# Yapılacaklar
1) Bilge insanın özelliklerini anlatan metne göre bilge insanın bir sözü söylemeden önce neden etraflıca düşündüğünü, metnin gösterdiği gerekçeyle bir ila üç cümlede açıklayın.
2) Bilge insanın özelliklerini sıralayan metni, son maddeden sonra aynı üslupta yeni maddelerle sürdürün.

# Seçilen bölüm

Sizden Gelenler

 

subHeader_l

Konu : Bilge İnsanın Özellikleri
Gönderen : "Anonim"
Tarih : 5/14/2013 12:10:53 PM


 


Saygı ve Sevgilerle...


BİLGE İNSANIN SIRLARI


* Hayatın ne şeker gibi tadına ne de biber gibi acısına kanar.


* Onun için hayatın her ayrıntısı keşfedilmeyi bekleyen bir hazine saklar içinde.


* Elinden geleni yaptığı halde kendini çaresizliğe düşmüş hissederse sakinliğini korur ve durumu zamana bırakır. Zaman onun için şifa yüklü bir ilaçtır.


* Aklını kullanmanın bir günde öğrenilemeyeceğini bilir. Yaşamını aklını en etkin biçimde kullanmayı öğrenme serüveni olarak görür.


* Geçen her dakikanın kıymetini bilir. Boşa geçen yıllarından önce dilediği gibi değerlendiremediği dakikalar hatta saniyeler için üzülür.


* Aklının her şeye eremeyeceğini kabul eder. İnsan zihninin uzanamadığı kuytu köşelere sokulmak için ruhunu ve kalbini el feneri yapar kendine.


* Paylaşılarak yenen bir lokmanın bir başına yenen üç lokmadan daha doyurucu ve tatlı olduğunu tecrübe etmiştir.


* Başkalarının hatalarını kollamak yerine birçok doğrunun birçok eğriyi doğrultacağını görür. Bu yüzden insanların olumlu yönlerine odaklanır.


* Sonuçlara varmak için acele etmez. Farklı olasılıkları da hesaba katarak herkes için en doğru kararı vermeyi amaçlar.


* Bir sözü söylemeden önce etraflıca düşünür. Bir kere ağızdan çıkanın geriye dönmeyeceğini dil yarasının kolay kolay kapanmadığını bilir.

# Sağlanan malzeme
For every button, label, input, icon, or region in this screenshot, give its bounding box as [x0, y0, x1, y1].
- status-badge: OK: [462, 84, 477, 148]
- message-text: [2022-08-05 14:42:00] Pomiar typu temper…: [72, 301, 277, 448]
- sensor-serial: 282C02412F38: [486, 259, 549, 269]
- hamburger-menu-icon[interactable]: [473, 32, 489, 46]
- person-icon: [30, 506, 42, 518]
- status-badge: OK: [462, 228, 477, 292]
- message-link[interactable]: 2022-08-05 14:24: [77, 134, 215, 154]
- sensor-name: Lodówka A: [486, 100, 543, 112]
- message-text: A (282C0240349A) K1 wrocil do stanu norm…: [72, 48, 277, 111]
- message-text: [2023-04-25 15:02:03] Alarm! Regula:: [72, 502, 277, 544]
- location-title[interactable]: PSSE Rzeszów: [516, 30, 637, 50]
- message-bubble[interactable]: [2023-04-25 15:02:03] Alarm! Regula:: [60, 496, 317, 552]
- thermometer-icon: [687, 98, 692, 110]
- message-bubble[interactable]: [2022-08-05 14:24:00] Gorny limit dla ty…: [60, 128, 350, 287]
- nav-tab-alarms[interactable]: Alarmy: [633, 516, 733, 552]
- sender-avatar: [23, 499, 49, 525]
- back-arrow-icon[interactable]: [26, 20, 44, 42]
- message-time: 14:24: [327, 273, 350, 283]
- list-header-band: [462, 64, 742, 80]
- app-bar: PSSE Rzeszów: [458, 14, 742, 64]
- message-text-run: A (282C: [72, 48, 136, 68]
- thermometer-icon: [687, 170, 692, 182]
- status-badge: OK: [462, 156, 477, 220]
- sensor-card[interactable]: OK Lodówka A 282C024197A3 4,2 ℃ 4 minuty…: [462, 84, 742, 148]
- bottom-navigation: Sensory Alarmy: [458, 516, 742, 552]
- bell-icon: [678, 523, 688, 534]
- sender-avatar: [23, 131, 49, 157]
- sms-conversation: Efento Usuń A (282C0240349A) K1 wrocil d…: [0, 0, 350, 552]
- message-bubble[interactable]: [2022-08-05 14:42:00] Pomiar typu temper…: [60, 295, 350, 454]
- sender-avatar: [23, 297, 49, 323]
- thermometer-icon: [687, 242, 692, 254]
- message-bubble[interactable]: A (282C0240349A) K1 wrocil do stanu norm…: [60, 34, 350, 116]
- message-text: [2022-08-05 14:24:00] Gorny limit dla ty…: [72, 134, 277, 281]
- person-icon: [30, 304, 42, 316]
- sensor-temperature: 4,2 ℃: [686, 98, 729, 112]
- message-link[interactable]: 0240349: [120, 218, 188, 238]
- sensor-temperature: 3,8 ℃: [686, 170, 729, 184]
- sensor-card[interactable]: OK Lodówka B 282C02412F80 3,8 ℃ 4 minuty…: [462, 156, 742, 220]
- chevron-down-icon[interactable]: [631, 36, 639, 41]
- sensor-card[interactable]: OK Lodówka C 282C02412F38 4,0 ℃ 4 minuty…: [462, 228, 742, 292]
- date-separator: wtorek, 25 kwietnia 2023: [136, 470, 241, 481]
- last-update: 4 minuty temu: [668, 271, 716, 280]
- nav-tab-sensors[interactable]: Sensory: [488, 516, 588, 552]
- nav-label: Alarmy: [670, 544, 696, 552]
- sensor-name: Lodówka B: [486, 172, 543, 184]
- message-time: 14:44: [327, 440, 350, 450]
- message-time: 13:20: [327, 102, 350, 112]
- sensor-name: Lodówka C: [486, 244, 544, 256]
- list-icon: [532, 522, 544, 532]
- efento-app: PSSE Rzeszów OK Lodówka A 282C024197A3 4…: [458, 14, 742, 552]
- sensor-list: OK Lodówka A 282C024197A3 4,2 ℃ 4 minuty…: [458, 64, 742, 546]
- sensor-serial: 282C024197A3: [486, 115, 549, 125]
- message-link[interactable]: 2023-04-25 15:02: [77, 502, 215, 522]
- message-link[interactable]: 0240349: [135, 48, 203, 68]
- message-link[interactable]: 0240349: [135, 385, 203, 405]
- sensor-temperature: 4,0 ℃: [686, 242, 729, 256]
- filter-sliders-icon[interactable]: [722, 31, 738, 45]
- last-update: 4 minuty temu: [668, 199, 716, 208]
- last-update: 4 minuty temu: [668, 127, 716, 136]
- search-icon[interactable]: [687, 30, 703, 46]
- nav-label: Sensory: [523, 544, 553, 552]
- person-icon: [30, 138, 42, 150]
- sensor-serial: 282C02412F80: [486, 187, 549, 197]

# Verilen cevaplar
1) Bilge insan, bir kere ağızdan çıkan sözün geri dönmeyeceğini bilir. Dilin açtığı yaranın da kolay kolay kapanmadığını bildiği için konuşmadan önce etraflıca düşünür.

2)
* Onun için gördüğü bir yanlış ve haksızlık karşısında susmak duruma göz yummak anlamına gelir. Başkasının uğradığı bir adaletsizliğin günün birinde kendi kapısını da çalabileceğini aklından çıkarmaz.


* Sık sık vicdanını sorgular. Aklını kullanarak verdiği kararların ya da söylediği sözlerin kalbini rahat bırakıp bırakmadığını kontrol eder.


* Bugünkü davranışlarının yarını şekillendireceğini düşünür. Yani geleceğin aslında bugünde gizlendiğinin farkındadır. Bu nedenle içinde bulunduğu anın güzelliklerini keşfedip sepetine atar.


* Bir problemle karşılaştığı zaman çözüm yollarının problemlerden daha fazla olduğunu bilir. Ağlanıp sızlanmak yerine hemen çözümün peşine düşer.


* Kendi doğrularının diğerleri için de doğru olması gerektiğini düşünmez. Hayatta farklı doğrular olabileceğini bu doğru yolların günün birinde tek bir doğruda kesişebileceğini aklından çıkarmaz.


* Doğrunun her yerde geçerli olduğunu ancak her doğrunun her yerde söylenmeyeceğini bilir.


 


* Kendisini samimi bir şekilde onun yerine koymadan asla bir kişinin verdiği kararları yargılamaz eleştirmez.


* Ne yağmurda ıslanmaktan korkar ne güneşin ışıklarından köşe bucak kaçar. Yaşamın kimi zaman sırılsıklam edeceğini bazen de kavuracağını bilir.


* Sık sık dönüp bakar kendi içine. Sözleri davranışları öfkesini durduramadığı çevresindekileri incittiği anlar hakkında kendine sorular sorar.


* İyiliği iyilik görmek için değil ruhuna iyi geldiği onu tazelediği için yapar.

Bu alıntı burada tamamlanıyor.